▸ **SHORT PROBLEM**
Copy out each line in the material below that has the word "Channel".

▸ **DATA PROVIDED**
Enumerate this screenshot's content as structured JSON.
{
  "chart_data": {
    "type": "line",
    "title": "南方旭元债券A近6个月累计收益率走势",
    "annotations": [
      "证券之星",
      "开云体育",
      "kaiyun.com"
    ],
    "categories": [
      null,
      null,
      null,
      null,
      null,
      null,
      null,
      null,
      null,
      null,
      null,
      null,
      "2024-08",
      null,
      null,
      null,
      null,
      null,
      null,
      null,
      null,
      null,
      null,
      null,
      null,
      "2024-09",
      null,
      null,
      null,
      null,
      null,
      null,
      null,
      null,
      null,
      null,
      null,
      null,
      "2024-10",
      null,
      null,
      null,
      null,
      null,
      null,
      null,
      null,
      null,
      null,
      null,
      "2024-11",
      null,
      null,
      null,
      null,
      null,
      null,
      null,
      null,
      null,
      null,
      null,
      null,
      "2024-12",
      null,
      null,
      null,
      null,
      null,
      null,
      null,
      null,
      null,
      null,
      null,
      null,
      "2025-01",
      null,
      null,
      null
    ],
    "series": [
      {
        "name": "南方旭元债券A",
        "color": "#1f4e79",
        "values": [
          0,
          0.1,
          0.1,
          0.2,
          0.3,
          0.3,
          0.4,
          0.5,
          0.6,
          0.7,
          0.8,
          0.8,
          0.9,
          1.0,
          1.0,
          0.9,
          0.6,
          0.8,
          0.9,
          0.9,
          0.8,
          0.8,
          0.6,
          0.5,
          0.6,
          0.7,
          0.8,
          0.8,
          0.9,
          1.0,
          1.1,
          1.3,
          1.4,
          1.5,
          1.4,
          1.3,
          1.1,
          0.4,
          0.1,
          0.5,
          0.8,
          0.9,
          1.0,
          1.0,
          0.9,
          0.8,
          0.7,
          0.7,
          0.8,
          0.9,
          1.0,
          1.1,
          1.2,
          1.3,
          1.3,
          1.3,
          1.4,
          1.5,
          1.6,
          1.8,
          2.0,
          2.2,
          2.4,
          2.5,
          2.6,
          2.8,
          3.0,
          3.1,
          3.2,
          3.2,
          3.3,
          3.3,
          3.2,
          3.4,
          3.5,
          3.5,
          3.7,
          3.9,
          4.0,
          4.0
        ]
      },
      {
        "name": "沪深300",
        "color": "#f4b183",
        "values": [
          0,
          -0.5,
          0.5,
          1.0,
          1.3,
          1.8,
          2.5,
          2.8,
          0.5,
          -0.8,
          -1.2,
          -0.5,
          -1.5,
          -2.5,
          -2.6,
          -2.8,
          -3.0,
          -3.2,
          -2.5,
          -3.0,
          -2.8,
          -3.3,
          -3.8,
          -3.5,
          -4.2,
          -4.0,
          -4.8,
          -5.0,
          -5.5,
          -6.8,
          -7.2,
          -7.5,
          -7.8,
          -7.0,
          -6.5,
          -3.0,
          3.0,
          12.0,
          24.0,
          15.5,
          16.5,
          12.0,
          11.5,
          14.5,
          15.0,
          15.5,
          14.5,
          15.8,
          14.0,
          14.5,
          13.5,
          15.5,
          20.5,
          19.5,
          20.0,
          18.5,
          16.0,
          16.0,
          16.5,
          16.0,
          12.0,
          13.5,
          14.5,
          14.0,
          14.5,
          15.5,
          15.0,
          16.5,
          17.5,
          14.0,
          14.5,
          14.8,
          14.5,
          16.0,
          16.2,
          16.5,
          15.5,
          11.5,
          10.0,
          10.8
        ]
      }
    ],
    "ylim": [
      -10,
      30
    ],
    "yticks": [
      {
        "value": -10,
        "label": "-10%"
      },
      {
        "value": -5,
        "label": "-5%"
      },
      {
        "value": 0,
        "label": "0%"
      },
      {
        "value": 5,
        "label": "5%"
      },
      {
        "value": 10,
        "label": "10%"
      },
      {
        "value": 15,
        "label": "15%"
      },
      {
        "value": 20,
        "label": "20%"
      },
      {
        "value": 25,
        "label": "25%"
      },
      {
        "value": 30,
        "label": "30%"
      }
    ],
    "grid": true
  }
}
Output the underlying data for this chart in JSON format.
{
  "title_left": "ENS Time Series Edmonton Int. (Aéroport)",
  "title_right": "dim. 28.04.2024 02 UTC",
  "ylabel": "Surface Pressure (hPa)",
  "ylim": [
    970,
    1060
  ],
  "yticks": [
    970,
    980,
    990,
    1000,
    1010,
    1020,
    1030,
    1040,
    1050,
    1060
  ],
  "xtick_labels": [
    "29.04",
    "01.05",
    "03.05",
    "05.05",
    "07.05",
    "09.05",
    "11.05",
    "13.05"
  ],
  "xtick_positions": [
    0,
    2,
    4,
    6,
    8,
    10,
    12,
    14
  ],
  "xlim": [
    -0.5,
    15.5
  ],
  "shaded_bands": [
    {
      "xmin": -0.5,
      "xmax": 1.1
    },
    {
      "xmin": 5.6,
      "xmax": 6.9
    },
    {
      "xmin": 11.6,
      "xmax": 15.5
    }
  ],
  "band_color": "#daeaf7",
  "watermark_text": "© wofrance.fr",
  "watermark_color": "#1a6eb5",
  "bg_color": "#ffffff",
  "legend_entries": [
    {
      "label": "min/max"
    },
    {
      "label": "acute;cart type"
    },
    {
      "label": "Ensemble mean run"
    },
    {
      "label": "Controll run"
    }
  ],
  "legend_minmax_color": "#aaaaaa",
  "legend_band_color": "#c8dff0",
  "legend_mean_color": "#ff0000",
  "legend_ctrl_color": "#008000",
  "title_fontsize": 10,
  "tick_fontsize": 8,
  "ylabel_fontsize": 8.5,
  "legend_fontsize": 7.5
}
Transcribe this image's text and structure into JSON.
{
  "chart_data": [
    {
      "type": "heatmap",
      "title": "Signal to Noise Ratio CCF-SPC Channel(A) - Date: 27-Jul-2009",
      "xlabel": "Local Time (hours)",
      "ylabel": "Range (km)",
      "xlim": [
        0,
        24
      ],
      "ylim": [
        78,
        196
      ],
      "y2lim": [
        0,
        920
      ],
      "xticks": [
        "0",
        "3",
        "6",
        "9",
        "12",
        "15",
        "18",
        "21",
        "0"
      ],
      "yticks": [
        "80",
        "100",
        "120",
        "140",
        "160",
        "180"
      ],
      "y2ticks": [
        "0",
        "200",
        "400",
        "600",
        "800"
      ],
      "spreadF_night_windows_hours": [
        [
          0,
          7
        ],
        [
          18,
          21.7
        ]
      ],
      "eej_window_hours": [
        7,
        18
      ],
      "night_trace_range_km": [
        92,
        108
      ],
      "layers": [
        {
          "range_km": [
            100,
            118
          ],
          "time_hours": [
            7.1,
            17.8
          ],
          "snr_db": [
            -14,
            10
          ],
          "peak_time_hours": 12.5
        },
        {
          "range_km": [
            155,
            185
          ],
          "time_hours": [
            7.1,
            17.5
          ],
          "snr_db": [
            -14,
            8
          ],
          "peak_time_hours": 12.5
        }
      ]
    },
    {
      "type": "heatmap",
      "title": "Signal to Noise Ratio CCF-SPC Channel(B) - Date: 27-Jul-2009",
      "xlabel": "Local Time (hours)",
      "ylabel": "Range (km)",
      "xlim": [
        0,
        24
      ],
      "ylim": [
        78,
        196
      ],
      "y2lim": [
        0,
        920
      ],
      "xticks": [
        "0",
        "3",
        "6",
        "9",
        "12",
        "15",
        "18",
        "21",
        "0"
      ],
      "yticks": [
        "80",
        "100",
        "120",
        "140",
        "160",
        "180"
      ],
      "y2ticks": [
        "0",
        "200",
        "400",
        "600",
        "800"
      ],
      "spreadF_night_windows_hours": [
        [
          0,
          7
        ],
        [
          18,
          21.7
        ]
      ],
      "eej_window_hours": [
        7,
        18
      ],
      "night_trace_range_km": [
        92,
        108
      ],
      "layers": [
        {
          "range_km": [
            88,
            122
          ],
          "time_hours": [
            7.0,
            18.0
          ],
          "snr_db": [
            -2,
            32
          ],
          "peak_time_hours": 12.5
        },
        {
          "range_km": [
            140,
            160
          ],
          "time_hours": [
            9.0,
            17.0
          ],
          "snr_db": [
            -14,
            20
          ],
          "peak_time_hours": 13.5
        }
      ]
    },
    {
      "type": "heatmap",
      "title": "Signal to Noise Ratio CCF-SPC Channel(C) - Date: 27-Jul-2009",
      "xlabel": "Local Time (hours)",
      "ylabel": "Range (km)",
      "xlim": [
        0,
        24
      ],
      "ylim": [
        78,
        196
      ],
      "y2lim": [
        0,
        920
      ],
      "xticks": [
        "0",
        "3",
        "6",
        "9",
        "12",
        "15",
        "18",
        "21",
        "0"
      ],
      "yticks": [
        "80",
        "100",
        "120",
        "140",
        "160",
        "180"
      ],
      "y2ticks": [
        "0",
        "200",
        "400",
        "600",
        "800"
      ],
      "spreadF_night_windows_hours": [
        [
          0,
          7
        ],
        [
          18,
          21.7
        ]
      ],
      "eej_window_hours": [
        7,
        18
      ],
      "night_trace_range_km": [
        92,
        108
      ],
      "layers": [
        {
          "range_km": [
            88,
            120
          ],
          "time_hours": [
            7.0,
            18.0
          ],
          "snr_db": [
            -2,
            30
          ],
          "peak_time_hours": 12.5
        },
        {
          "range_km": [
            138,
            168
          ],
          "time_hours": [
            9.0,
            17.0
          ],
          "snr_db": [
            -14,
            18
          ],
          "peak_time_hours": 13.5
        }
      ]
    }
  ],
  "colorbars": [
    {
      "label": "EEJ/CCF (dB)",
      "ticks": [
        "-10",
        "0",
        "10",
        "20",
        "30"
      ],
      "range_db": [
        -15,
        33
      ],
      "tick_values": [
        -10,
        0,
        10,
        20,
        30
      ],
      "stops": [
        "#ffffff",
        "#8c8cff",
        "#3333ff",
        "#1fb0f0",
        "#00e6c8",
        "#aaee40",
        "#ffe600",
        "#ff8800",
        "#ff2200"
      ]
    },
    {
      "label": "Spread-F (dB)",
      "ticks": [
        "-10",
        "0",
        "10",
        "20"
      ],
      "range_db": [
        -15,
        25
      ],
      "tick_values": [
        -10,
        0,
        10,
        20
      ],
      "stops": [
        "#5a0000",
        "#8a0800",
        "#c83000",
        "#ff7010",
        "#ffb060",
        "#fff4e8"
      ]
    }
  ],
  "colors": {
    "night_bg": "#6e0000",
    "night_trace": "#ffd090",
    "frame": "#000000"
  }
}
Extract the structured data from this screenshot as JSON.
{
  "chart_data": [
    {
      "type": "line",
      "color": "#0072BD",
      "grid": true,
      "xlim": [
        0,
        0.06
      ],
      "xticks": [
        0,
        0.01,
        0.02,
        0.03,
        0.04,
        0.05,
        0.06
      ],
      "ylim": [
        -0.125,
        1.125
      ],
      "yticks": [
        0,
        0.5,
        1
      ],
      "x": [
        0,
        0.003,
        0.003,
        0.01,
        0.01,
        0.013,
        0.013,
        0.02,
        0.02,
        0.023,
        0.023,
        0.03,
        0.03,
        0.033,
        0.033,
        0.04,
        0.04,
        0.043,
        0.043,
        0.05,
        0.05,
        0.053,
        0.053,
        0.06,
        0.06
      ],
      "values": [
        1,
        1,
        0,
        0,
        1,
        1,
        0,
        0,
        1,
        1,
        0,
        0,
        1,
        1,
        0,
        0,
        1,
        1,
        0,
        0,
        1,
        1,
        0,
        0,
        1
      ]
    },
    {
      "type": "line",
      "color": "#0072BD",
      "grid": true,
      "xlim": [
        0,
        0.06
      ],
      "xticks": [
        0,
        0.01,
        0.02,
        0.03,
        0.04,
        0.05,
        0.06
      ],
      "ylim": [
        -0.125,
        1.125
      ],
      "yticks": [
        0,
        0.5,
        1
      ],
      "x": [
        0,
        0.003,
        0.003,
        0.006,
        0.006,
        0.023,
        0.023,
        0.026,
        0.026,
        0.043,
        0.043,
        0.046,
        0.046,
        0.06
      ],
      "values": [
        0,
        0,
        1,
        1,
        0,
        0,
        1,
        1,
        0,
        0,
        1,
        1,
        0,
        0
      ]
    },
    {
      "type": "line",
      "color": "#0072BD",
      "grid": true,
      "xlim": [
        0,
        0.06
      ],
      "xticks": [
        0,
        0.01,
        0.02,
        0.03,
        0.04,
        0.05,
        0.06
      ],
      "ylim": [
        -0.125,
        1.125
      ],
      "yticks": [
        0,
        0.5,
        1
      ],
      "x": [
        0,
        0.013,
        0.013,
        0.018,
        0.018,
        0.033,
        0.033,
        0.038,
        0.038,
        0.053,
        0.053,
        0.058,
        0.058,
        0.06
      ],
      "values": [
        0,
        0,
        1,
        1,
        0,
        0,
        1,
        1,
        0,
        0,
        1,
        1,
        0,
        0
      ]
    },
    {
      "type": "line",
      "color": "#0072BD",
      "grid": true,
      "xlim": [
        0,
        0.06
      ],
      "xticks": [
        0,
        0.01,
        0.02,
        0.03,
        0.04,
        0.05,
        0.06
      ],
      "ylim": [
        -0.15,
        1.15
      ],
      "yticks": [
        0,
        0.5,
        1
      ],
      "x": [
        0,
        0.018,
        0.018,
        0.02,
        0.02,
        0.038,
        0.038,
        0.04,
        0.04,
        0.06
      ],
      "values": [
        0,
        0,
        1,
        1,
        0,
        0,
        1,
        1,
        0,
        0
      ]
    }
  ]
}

▸ **SOLUTION TO THIS TASK**
      "title": "Signal to Noise Ratio CCF-SPC Channel(A) - Date: 27-Jul-2009",
      "title": "Signal to Noise Ratio CCF-SPC Channel(B) - Date: 27-Jul-2009",
      "title": "Signal to Noise Ratio CCF-SPC Channel(C) - Date: 27-Jul-2009",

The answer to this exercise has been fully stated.